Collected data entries
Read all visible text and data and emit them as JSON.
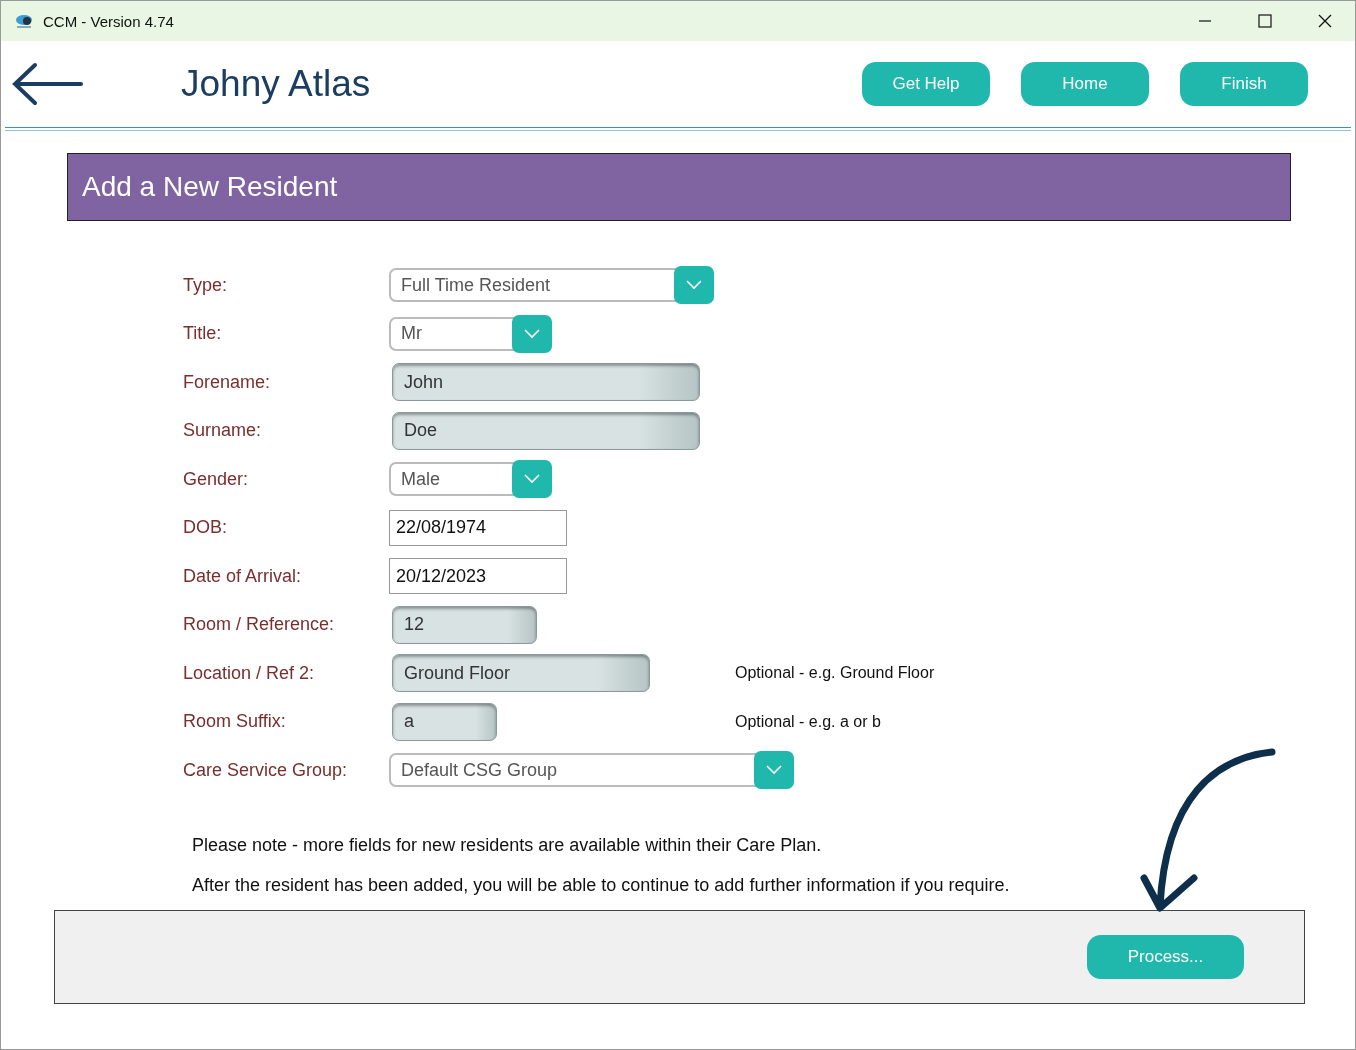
{
  "window": {
    "title": "CCM - Version 4.74"
  },
  "header": {
    "name": "Johny Atlas",
    "buttons": [
      "Get Help",
      "Home",
      "Finish"
    ]
  },
  "banner": {
    "title": "Add a New Resident"
  },
  "form": {
    "fields": [
      {
        "label": "Type:",
        "kind": "dropdown",
        "value": "Full Time Resident"
      },
      {
        "label": "Title:",
        "kind": "dropdown",
        "value": "Mr"
      },
      {
        "label": "Forename:",
        "kind": "shaded",
        "value": "John"
      },
      {
        "label": "Surname:",
        "kind": "shaded",
        "value": "Doe"
      },
      {
        "label": "Gender:",
        "kind": "dropdown",
        "value": "Male"
      },
      {
        "label": "DOB:",
        "kind": "plain",
        "value": "22/08/1974"
      },
      {
        "label": "Date of Arrival:",
        "kind": "plain",
        "value": "20/12/2023"
      },
      {
        "label": "Room / Reference:",
        "kind": "shaded",
        "value": "12"
      },
      {
        "label": "Location / Ref 2:",
        "kind": "shaded",
        "value": "Ground Floor",
        "hint": "Optional - e.g. Ground Floor"
      },
      {
        "label": "Room Suffix:",
        "kind": "shaded",
        "value": "a",
        "hint": "Optional - e.g. a or b"
      },
      {
        "label": "Care Service Group:",
        "kind": "dropdown",
        "value": "Default CSG Group"
      }
    ]
  },
  "notes": [
    "Please note - more fields for new residents are available within their Care Plan.",
    "After the resident has been added, you will be able to continue to add further information if you require."
  ],
  "footer": {
    "button": "Process..."
  }
}
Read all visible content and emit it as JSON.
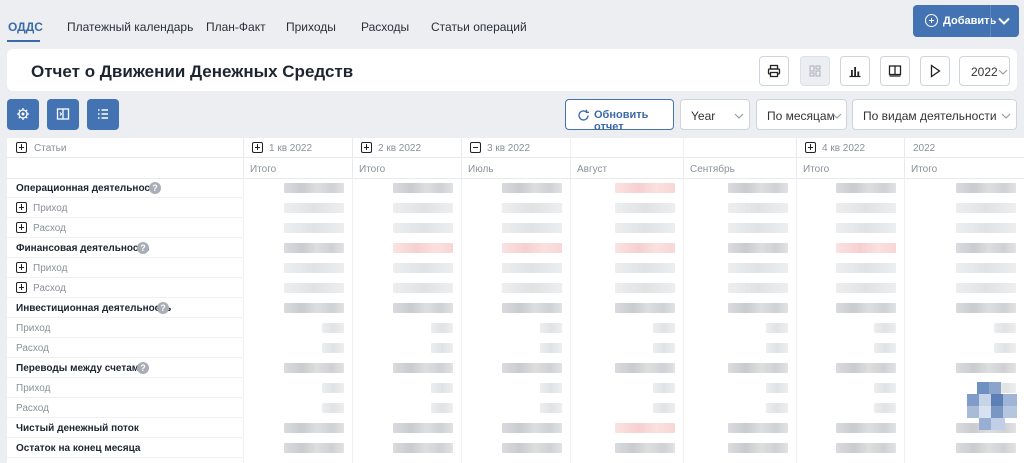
{
  "nav": {
    "tabs": [
      "ОДДС",
      "Платежный календарь",
      "План-Факт",
      "Приходы",
      "Расходы",
      "Статьи операций"
    ],
    "add_label": "Добавить"
  },
  "header": {
    "title": "Отчет о Движении Денежных Средств",
    "year": "2022",
    "icons": [
      "printer-icon",
      "dashboard-icon",
      "bar-chart-icon",
      "book-icon",
      "play-icon"
    ]
  },
  "toolbar": {
    "refresh_label": "Обновить отчет",
    "period_value": "Year",
    "grouping_value": "По месяцам",
    "activity_value": "По видам деятельности",
    "icons": [
      "settings-icon",
      "export-icon",
      "list-icon"
    ]
  },
  "table": {
    "articles_label": "Статьи",
    "columns": [
      {
        "group": "1 кв 2022",
        "expand": "plus",
        "sub": "Итого"
      },
      {
        "group": "2 кв 2022",
        "expand": "plus",
        "sub": "Итого"
      },
      {
        "group": "3 кв 2022",
        "expand": "minus",
        "sub": "Июль"
      },
      {
        "group": "",
        "expand": "",
        "sub": "Август"
      },
      {
        "group": "",
        "expand": "",
        "sub": "Сентябрь"
      },
      {
        "group": "4 кв 2022",
        "expand": "plus",
        "sub": "Итого"
      },
      {
        "group": "2022",
        "expand": "",
        "sub": "Итого"
      }
    ],
    "rows": [
      {
        "label": "Операционная деятельность",
        "kind": "bold",
        "help": "?"
      },
      {
        "label": "Приход",
        "kind": "sub",
        "expand": "plus"
      },
      {
        "label": "Расход",
        "kind": "sub",
        "expand": "plus"
      },
      {
        "label": "Финансовая деятельность",
        "kind": "bold",
        "help": "?"
      },
      {
        "label": "Приход",
        "kind": "sub",
        "expand": "plus"
      },
      {
        "label": "Расход",
        "kind": "sub",
        "expand": "plus"
      },
      {
        "label": "Инвестиционная деятельность",
        "kind": "bold",
        "help": "?"
      },
      {
        "label": "Приход",
        "kind": "sub"
      },
      {
        "label": "Расход",
        "kind": "sub"
      },
      {
        "label": "Переводы между счетами",
        "kind": "bold",
        "help": "?"
      },
      {
        "label": "Приход",
        "kind": "sub"
      },
      {
        "label": "Расход",
        "kind": "sub"
      },
      {
        "label": "Чистый денежный поток",
        "kind": "bold"
      },
      {
        "label": "Остаток на конец месяца",
        "kind": "bold"
      }
    ]
  }
}
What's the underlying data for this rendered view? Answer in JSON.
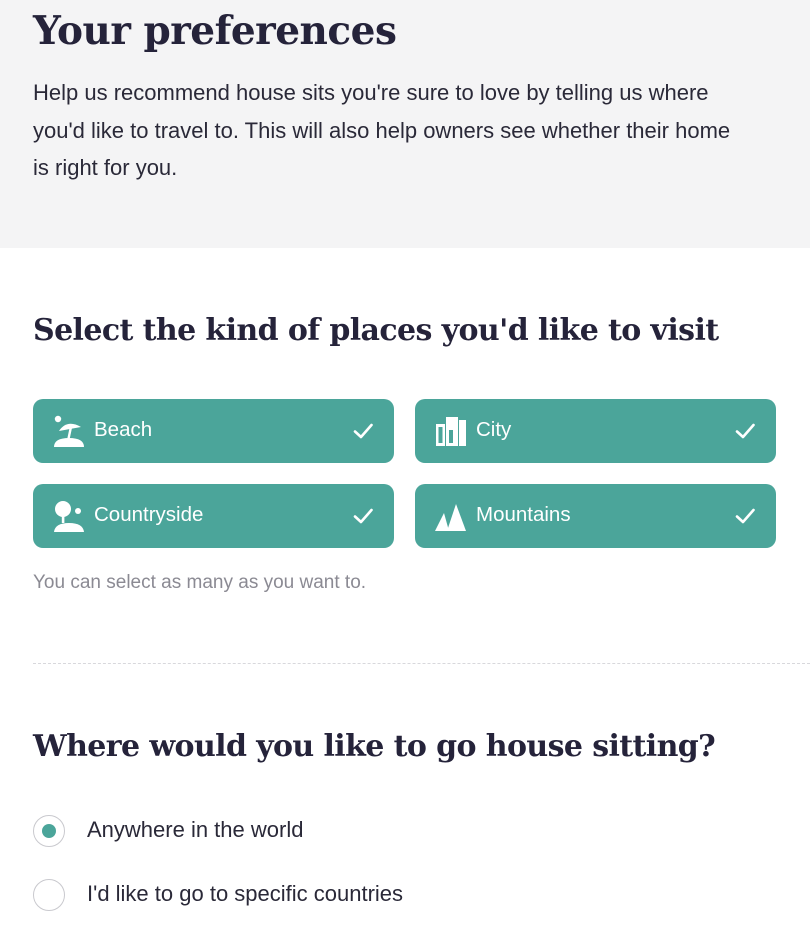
{
  "header": {
    "title": "Your preferences",
    "intro": "Help us recommend house sits you're sure to love by telling us where you'd like to travel to. This will also help owners see whether their home is right for you."
  },
  "places": {
    "title": "Select the kind of places you'd like to visit",
    "options": [
      {
        "label": "Beach",
        "icon": "beach-umbrella-icon",
        "selected": true
      },
      {
        "label": "City",
        "icon": "city-buildings-icon",
        "selected": true
      },
      {
        "label": "Countryside",
        "icon": "tree-countryside-icon",
        "selected": true
      },
      {
        "label": "Mountains",
        "icon": "mountains-icon",
        "selected": true
      }
    ],
    "hint": "You can select as many as you want to."
  },
  "location": {
    "title": "Where would you like to go house sitting?",
    "options": [
      {
        "label": "Anywhere in the world",
        "selected": true
      },
      {
        "label": "I'd like to go to specific countries",
        "selected": false
      }
    ]
  },
  "colors": {
    "accent": "#4ba59a",
    "header_bg": "#f4f4f5",
    "text": "#25233a",
    "muted": "#8b8a93"
  }
}
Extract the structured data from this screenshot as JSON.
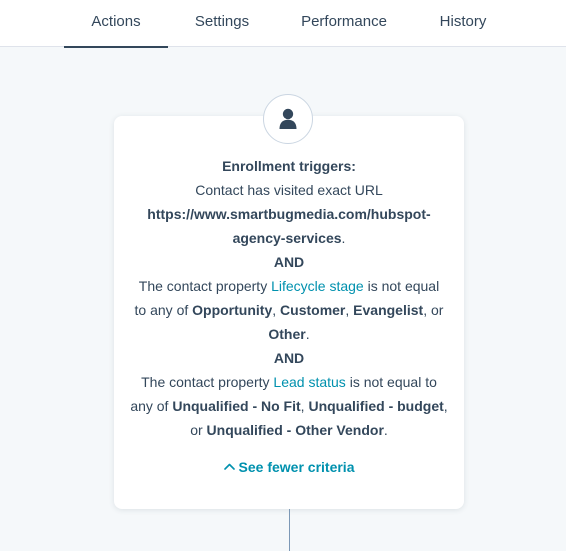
{
  "tabs": [
    {
      "label": "Actions",
      "active": true
    },
    {
      "label": "Settings",
      "active": false
    },
    {
      "label": "Performance",
      "active": false
    },
    {
      "label": "History",
      "active": false
    }
  ],
  "card": {
    "icon": "user-icon",
    "heading": "Enrollment triggers:",
    "trigger1": {
      "text": "Contact has visited exact URL",
      "url_line1": "https://www.smartbugmedia.com/hubspot-",
      "url_line2": "agency-services",
      "url_suffix": "."
    },
    "and1": "AND",
    "trigger2": {
      "prefix": "The contact property ",
      "property": "Lifecycle stage",
      "suffix": " is not equal",
      "line2_prefix": "to any of ",
      "value1": "Opportunity",
      "sep1": ", ",
      "value2": "Customer",
      "sep2": ", ",
      "value3": "Evangelist",
      "sep3": ", or",
      "value4": "Other",
      "end": "."
    },
    "and2": "AND",
    "trigger3": {
      "prefix": "The contact property ",
      "property": "Lead status",
      "suffix": " is not equal to",
      "line2_prefix": "any of ",
      "value1": "Unqualified - No Fit",
      "sep1": ", ",
      "value2": "Unqualified - budget",
      "sep2": ",",
      "line3_prefix": "or ",
      "value3": "Unqualified - Other Vendor",
      "end": "."
    },
    "toggle_label": "See fewer criteria"
  },
  "colors": {
    "link": "#0091ae",
    "text": "#33475b",
    "background": "#f5f8fa"
  }
}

Written task » Quote every line of the records above exactly; no picture is to be copied.

Response »
Read all visible text and data and emit them as JSON.
{
  "window": {
    "title": "CCM - Version 4.74"
  },
  "header": {
    "name": "Johny Atlas",
    "buttons": [
      "Get Help",
      "Home",
      "Finish"
    ]
  },
  "banner": {
    "title": "Add a New Resident"
  },
  "form": {
    "fields": [
      {
        "label": "Type:",
        "kind": "dropdown",
        "value": "Full Time Resident"
      },
      {
        "label": "Title:",
        "kind": "dropdown",
        "value": "Mr"
      },
      {
        "label": "Forename:",
        "kind": "shaded",
        "value": "John"
      },
      {
        "label": "Surname:",
        "kind": "shaded",
        "value": "Doe"
      },
      {
        "label": "Gender:",
        "kind": "dropdown",
        "value": "Male"
      },
      {
        "label": "DOB:",
        "kind": "plain",
        "value": "22/08/1974"
      },
      {
        "label": "Date of Arrival:",
        "kind": "plain",
        "value": "20/12/2023"
      },
      {
        "label": "Room / Reference:",
        "kind": "shaded",
        "value": "12"
      },
      {
        "label": "Location / Ref 2:",
        "kind": "shaded",
        "value": "Ground Floor",
        "hint": "Optional - e.g. Ground Floor"
      },
      {
        "label": "Room Suffix:",
        "kind": "shaded",
        "value": "a",
        "hint": "Optional - e.g. a or b"
      },
      {
        "label": "Care Service Group:",
        "kind": "dropdown",
        "value": "Default CSG Group"
      }
    ]
  },
  "notes": [
    "Please note - more fields for new residents are available within their Care Plan.",
    "After the resident has been added, you will be able to continue to add further information if you require."
  ],
  "footer": {
    "button": "Process..."
  }
}
Read all visible content and emit it as JSON.
{
  "nav": {
    "tabs": [
      "ОДДС",
      "Платежный календарь",
      "План-Факт",
      "Приходы",
      "Расходы",
      "Статьи операций"
    ],
    "add_label": "Добавить"
  },
  "header": {
    "title": "Отчет о Движении Денежных Средств",
    "year": "2022",
    "icons": [
      "printer-icon",
      "dashboard-icon",
      "bar-chart-icon",
      "book-icon",
      "play-icon"
    ]
  },
  "toolbar": {
    "refresh_label": "Обновить отчет",
    "period_value": "Year",
    "grouping_value": "По месяцам",
    "activity_value": "По видам деятельности",
    "icons": [
      "settings-icon",
      "export-icon",
      "list-icon"
    ]
  },
  "table": {
    "articles_label": "Статьи",
    "columns": [
      {
        "group": "1 кв 2022",
        "expand": "plus",
        "sub": "Итого"
      },
      {
        "group": "2 кв 2022",
        "expand": "plus",
        "sub": "Итого"
      },
      {
        "group": "3 кв 2022",
        "expand": "minus",
        "sub": "Июль"
      },
      {
        "group": "",
        "expand": "",
        "sub": "Август"
      },
      {
        "group": "",
        "expand": "",
        "sub": "Сентябрь"
      },
      {
        "group": "4 кв 2022",
        "expand": "plus",
        "sub": "Итого"
      },
      {
        "group": "2022",
        "expand": "",
        "sub": "Итого"
      }
    ],
    "rows": [
      {
        "label": "Операционная деятельность",
        "kind": "bold",
        "help": "?"
      },
      {
        "label": "Приход",
        "kind": "sub",
        "expand": "plus"
      },
      {
        "label": "Расход",
        "kind": "sub",
        "expand": "plus"
      },
      {
        "label": "Финансовая деятельность",
        "kind": "bold",
        "help": "?"
      },
      {
        "label": "Приход",
        "kind": "sub",
        "expand": "plus"
      },
      {
        "label": "Расход",
        "kind": "sub",
        "expand": "plus"
      },
      {
        "label": "Инвестиционная деятельность",
        "kind": "bold",
        "help": "?"
      },
      {
        "label": "Приход",
        "kind": "sub"
      },
      {
        "label": "Расход",
        "kind": "sub"
      },
      {
        "label": "Переводы между счетами",
        "kind": "bold",
        "help": "?"
      },
      {
        "label": "Приход",
        "kind": "sub"
      },
      {
        "label": "Расход",
        "kind": "sub"
      },
      {
        "label": "Чистый денежный поток",
        "kind": "bold"
      },
      {
        "label": "Остаток на конец месяца",
        "kind": "bold"
      }
    ]
  }
}
What's the underlying data for this rendered view? Answer in JSON.
{
  "header": {
    "title": "Your preferences",
    "intro": "Help us recommend house sits you're sure to love by telling us where you'd like to travel to. This will also help owners see whether their home is right for you."
  },
  "places": {
    "title": "Select the kind of places you'd like to visit",
    "options": [
      {
        "label": "Beach",
        "icon": "beach-umbrella-icon",
        "selected": true
      },
      {
        "label": "City",
        "icon": "city-buildings-icon",
        "selected": true
      },
      {
        "label": "Countryside",
        "icon": "tree-countryside-icon",
        "selected": true
      },
      {
        "label": "Mountains",
        "icon": "mountains-icon",
        "selected": true
      }
    ],
    "hint": "You can select as many as you want to."
  },
  "location": {
    "title": "Where would you like to go house sitting?",
    "options": [
      {
        "label": "Anywhere in the world",
        "selected": true
      },
      {
        "label": "I'd like to go to specific countries",
        "selected": false
      }
    ]
  },
  "colors": {
    "accent": "#4ba59a",
    "header_bg": "#f4f4f5",
    "text": "#25233a",
    "muted": "#8b8a93"
  }
}
Extract the structured data from this screenshot as JSON.
{
  "tabs": [
    {
      "label": "Actions",
      "active": true
    },
    {
      "label": "Settings",
      "active": false
    },
    {
      "label": "Performance",
      "active": false
    },
    {
      "label": "History",
      "active": false
    }
  ],
  "card": {
    "icon": "user-icon",
    "heading": "Enrollment triggers:",
    "trigger1": {
      "text": "Contact has visited exact URL",
      "url_line1": "https://www.smartbugmedia.com/hubspot-",
      "url_line2": "agency-services",
      "url_suffix": "."
    },
    "and1": "AND",
    "trigger2": {
      "prefix": "The contact property ",
      "property": "Lifecycle stage",
      "suffix": " is not equal",
      "line2_prefix": "to any of ",
      "value1": "Opportunity",
      "sep1": ", ",
      "value2": "Customer",
      "sep2": ", ",
      "value3": "Evangelist",
      "sep3": ", or",
      "value4": "Other",
      "end": "."
    },
    "and2": "AND",
    "trigger3": {
      "prefix": "The contact property ",
      "property": "Lead status",
      "suffix": " is not equal to",
      "line2_prefix": "any of ",
      "value1": "Unqualified - No Fit",
      "sep1": ", ",
      "value2": "Unqualified - budget",
      "sep2": ",",
      "line3_prefix": "or ",
      "value3": "Unqualified - Other Vendor",
      "end": "."
    },
    "toggle_label": "See fewer criteria"
  },
  "colors": {
    "link": "#0091ae",
    "text": "#33475b",
    "background": "#f5f8fa"
  }
}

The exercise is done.